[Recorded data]

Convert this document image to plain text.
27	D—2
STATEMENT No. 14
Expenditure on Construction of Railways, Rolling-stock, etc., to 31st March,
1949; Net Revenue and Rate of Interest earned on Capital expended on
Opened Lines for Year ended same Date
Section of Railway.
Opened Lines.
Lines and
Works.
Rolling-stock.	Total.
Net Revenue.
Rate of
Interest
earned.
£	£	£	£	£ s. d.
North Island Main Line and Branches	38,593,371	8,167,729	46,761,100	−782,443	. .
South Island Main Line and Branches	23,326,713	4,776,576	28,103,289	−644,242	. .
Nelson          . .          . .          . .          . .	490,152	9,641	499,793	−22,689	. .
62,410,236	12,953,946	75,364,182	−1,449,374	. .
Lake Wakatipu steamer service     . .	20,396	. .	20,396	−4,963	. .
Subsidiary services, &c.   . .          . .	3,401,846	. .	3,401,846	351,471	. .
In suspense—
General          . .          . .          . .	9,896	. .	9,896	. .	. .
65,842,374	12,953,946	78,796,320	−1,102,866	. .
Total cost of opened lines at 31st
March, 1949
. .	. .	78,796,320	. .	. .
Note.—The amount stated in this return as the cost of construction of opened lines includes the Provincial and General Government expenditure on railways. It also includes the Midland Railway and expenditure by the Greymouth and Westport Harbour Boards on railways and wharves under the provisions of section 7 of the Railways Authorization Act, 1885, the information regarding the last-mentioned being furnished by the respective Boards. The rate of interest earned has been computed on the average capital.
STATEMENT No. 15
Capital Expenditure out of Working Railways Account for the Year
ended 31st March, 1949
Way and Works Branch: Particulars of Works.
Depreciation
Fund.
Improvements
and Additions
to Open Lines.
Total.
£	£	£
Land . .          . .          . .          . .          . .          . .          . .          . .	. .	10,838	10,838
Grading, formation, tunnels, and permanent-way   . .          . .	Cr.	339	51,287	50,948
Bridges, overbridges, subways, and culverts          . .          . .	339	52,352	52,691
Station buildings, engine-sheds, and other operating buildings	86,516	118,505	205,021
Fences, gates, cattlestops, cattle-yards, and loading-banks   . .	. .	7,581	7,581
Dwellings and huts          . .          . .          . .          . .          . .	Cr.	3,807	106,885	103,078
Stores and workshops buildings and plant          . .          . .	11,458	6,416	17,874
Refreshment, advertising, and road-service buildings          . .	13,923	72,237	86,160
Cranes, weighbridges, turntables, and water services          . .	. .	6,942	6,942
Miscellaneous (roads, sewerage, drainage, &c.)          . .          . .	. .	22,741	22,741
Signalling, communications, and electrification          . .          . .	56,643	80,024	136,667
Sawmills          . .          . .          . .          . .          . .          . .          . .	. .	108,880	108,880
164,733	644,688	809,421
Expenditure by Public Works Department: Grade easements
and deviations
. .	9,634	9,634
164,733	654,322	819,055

> _PROBLEM REQUIREMENTS_: Say how many lines of the data hold the string "Total". Reply with the number alone.

> _ANSWER_: 3